▶ _Set exercise_
Reproduce every entry exactly, without alteration.

--- Start Dataset entries ---

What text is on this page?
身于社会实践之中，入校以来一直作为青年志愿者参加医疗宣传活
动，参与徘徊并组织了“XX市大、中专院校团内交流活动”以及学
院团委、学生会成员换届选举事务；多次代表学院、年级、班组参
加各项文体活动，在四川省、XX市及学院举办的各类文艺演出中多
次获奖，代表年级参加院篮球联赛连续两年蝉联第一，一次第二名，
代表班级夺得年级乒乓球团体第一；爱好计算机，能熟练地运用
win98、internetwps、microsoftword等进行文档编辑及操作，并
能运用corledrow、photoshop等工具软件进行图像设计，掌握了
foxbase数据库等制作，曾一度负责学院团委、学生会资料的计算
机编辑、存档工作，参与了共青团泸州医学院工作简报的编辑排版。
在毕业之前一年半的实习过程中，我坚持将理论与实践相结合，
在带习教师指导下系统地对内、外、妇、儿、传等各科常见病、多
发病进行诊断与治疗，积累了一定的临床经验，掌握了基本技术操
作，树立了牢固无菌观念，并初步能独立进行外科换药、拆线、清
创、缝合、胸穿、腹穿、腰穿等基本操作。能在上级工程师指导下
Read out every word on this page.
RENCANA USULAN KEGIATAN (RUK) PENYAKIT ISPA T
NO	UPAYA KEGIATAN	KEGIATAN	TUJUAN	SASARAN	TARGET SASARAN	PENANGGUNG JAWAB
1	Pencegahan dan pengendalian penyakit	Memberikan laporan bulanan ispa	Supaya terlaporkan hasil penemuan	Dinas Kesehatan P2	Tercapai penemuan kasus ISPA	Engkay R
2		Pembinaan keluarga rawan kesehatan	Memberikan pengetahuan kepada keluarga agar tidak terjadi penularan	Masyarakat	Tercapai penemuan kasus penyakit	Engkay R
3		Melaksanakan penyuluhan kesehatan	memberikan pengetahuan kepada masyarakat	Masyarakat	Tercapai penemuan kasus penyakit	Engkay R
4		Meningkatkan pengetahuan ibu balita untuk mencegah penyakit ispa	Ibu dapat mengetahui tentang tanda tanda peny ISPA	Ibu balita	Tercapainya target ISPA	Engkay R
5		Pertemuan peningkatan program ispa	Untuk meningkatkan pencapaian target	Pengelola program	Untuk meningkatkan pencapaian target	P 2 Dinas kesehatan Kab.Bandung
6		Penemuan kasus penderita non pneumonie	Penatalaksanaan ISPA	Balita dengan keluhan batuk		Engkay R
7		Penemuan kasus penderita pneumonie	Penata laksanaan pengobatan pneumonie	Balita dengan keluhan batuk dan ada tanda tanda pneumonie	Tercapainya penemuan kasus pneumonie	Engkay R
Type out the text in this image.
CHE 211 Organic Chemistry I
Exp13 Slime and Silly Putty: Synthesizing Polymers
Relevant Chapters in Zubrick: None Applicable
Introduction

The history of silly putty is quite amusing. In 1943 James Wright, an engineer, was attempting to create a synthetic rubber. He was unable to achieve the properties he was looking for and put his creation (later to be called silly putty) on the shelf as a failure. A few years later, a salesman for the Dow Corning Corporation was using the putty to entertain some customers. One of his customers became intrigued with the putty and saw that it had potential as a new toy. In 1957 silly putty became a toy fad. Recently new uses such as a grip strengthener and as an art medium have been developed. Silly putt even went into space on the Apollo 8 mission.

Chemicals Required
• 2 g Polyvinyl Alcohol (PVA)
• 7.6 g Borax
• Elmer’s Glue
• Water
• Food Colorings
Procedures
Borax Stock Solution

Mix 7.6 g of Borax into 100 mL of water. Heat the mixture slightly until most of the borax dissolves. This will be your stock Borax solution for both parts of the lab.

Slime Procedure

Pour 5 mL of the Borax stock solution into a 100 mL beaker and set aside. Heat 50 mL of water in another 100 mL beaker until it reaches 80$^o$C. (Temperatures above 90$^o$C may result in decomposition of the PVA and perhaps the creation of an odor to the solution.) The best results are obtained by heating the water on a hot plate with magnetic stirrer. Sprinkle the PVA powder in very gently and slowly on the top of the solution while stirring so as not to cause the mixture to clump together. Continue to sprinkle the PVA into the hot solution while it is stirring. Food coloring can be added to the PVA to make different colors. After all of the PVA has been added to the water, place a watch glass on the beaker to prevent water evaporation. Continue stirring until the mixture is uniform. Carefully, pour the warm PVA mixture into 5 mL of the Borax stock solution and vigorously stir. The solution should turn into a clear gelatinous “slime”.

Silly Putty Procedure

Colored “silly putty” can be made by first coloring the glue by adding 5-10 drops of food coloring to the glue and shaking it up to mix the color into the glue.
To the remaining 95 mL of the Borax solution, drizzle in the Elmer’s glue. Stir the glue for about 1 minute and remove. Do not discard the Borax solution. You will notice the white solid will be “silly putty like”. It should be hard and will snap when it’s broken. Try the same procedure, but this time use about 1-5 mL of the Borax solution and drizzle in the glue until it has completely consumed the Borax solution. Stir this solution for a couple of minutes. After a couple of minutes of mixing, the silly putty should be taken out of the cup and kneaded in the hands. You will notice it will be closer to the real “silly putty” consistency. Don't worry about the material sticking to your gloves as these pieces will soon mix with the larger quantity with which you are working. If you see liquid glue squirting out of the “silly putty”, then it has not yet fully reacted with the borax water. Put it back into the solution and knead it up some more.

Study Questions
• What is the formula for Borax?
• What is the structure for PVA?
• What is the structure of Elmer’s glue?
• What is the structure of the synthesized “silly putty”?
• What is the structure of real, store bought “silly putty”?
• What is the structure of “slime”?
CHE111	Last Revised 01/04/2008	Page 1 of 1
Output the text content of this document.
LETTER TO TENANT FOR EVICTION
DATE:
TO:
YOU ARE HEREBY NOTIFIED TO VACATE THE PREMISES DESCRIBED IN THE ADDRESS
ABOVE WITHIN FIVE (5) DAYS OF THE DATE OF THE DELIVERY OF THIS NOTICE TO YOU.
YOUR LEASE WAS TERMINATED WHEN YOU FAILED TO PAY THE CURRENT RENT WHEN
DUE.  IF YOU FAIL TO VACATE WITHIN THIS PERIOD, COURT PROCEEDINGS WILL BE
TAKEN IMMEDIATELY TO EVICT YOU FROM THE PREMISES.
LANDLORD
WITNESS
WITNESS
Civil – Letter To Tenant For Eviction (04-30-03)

--- End Dataset entries ---

▶ _Response_
What text is on this page?
身于社会实践之中，入校以来一直作为青年志愿者参加医疗宣传活
动，参与徘徊并组织了“XX市大、中专院校团内交流活动”以及学
院团委、学生会成员换届选举事务；多次代表学院、年级、班组参
加各项文体活动，在四川省、XX市及学院举办的各类文艺演出中多
次获奖，代表年级参加院篮球联赛连续两年蝉联第一，一次第二名，
代表班级夺得年级乒乓球团体第一；爱好计算机，能熟练地运用
win98、internetwps、microsoftword等进行文档编辑及操作，并
能运用corledrow、photoshop等工具软件进行图像设计，掌握了
foxbase数据库等制作，曾一度负责学院团委、学生会资料的计算
机编辑、存档工作，参与了共青团泸州医学院工作简报的编辑排版。
在毕业之前一年半的实习过程中，我坚持将理论与实践相结合，
在带习教师指导下系统地对内、外、妇、儿、传等各科常见病、多
发病进行诊断与治疗，积累了一定的临床经验，掌握了基本技术操
作，树立了牢固无菌观念，并初步能独立进行外科换药、拆线、清
创、缝合、胸穿、腹穿、腰穿等基本操作。能在上级工程师指导下
Read out every word on this page.
RENCANA USULAN KEGIATAN (RUK) PENYAKIT ISPA T
NO	UPAYA KEGIATAN	KEGIATAN	TUJUAN	SASARAN	TARGET SASARAN	PENANGGUNG JAWAB
1	Pencegahan dan pengendalian penyakit	Memberikan laporan bulanan ispa	Supaya terlaporkan hasil penemuan	Dinas Kesehatan P2	Tercapai penemuan kasus ISPA	Engkay R
2		Pembinaan keluarga rawan kesehatan	Memberikan pengetahuan kepada keluarga agar tidak terjadi penularan	Masyarakat	Tercapai penemuan kasus penyakit	Engkay R
3		Melaksanakan penyuluhan kesehatan	memberikan pengetahuan kepada masyarakat	Masyarakat	Tercapai penemuan kasus penyakit	Engkay R
4		Meningkatkan pengetahuan ibu balita untuk mencegah penyakit ispa	Ibu dapat mengetahui tentang tanda tanda peny ISPA	Ibu balita	Tercapainya target ISPA	Engkay R
5		Pertemuan peningkatan program ispa	Untuk meningkatkan pencapaian target	Pengelola program	Untuk meningkatkan pencapaian target	P 2 Dinas kesehatan Kab.Bandung
6		Penemuan kasus penderita non pneumonie	Penatalaksanaan ISPA	Balita dengan keluhan batuk		Engkay R
7		Penemuan kasus penderita pneumonie	Penata laksanaan pengobatan pneumonie	Balita dengan keluhan batuk dan ada tanda tanda pneumonie	Tercapainya penemuan kasus pneumonie	Engkay R
Type out the text in this image.
CHE 211 Organic Chemistry I
Exp13 Slime and Silly Putty: Synthesizing Polymers
Relevant Chapters in Zubrick: None Applicable
Introduction

The history of silly putty is quite amusing. In 1943 James Wright, an engineer, was attempting to create a synthetic rubber. He was unable to achieve the properties he was looking for and put his creation (later to be called silly putty) on the shelf as a failure. A few years later, a salesman for the Dow Corning Corporation was using the putty to entertain some customers. One of his customers became intrigued with the putty and saw that it had potential as a new toy. In 1957 silly putty became a toy fad. Recently new uses such as a grip strengthener and as an art medium have been developed. Silly putt even went into space on the Apollo 8 mission.

Chemicals Required
• 2 g Polyvinyl Alcohol (PVA)
• 7.6 g Borax
• Elmer’s Glue
• Water
• Food Colorings
Procedures
Borax Stock Solution

Mix 7.6 g of Borax into 100 mL of water. Heat the mixture slightly until most of the borax dissolves. This will be your stock Borax solution for both parts of the lab.

Slime Procedure

Pour 5 mL of the Borax stock solution into a 100 mL beaker and set aside. Heat 50 mL of water in another 100 mL beaker until it reaches 80$^o$C. (Temperatures above 90$^o$C may result in decomposition of the PVA and perhaps the creation of an odor to the solution.) The best results are obtained by heating the water on a hot plate with magnetic stirrer. Sprinkle the PVA powder in very gently and slowly on the top of the solution while stirring so as not to cause the mixture to clump together. Continue to sprinkle the PVA into the hot solution while it is stirring. Food coloring can be added to the PVA to make different colors. After all of the PVA has been added to the water, place a watch glass on the beaker to prevent water evaporation. Continue stirring until the mixture is uniform. Carefully, pour the warm PVA mixture into 5 mL of the Borax stock solution and vigorously stir. The solution should turn into a clear gelatinous “slime”.

Silly Putty Procedure

Colored “silly putty” can be made by first coloring the glue by adding 5-10 drops of food coloring to the glue and shaking it up to mix the color into the glue.
To the remaining 95 mL of the Borax solution, drizzle in the Elmer’s glue. Stir the glue for about 1 minute and remove. Do not discard the Borax solution. You will notice the white solid will be “silly putty like”. It should be hard and will snap when it’s broken. Try the same procedure, but this time use about 1-5 mL of the Borax solution and drizzle in the glue until it has completely consumed the Borax solution. Stir this solution for a couple of minutes. After a couple of minutes of mixing, the silly putty should be taken out of the cup and kneaded in the hands. You will notice it will be closer to the real “silly putty” consistency. Don't worry about the material sticking to your gloves as these pieces will soon mix with the larger quantity with which you are working. If you see liquid glue squirting out of the “silly putty”, then it has not yet fully reacted with the borax water. Put it back into the solution and knead it up some more.

Study Questions
• What is the formula for Borax?
• What is the structure for PVA?
• What is the structure of Elmer’s glue?
• What is the structure of the synthesized “silly putty”?
• What is the structure of real, store bought “silly putty”?
• What is the structure of “slime”?
CHE111	Last Revised 01/04/2008	Page 1 of 1
Output the text content of this document.
LETTER TO TENANT FOR EVICTION
DATE:
TO:
YOU ARE HEREBY NOTIFIED TO VACATE THE PREMISES DESCRIBED IN THE ADDRESS
ABOVE WITHIN FIVE (5) DAYS OF THE DATE OF THE DELIVERY OF THIS NOTICE TO YOU.
YOUR LEASE WAS TERMINATED WHEN YOU FAILED TO PAY THE CURRENT RENT WHEN
DUE.  IF YOU FAIL TO VACATE WITHIN THIS PERIOD, COURT PROCEEDINGS WILL BE
TAKEN IMMEDIATELY TO EVICT YOU FROM THE PREMISES.
LANDLORD
WITNESS
WITNESS
Civil – Letter To Tenant For Eviction (04-30-03)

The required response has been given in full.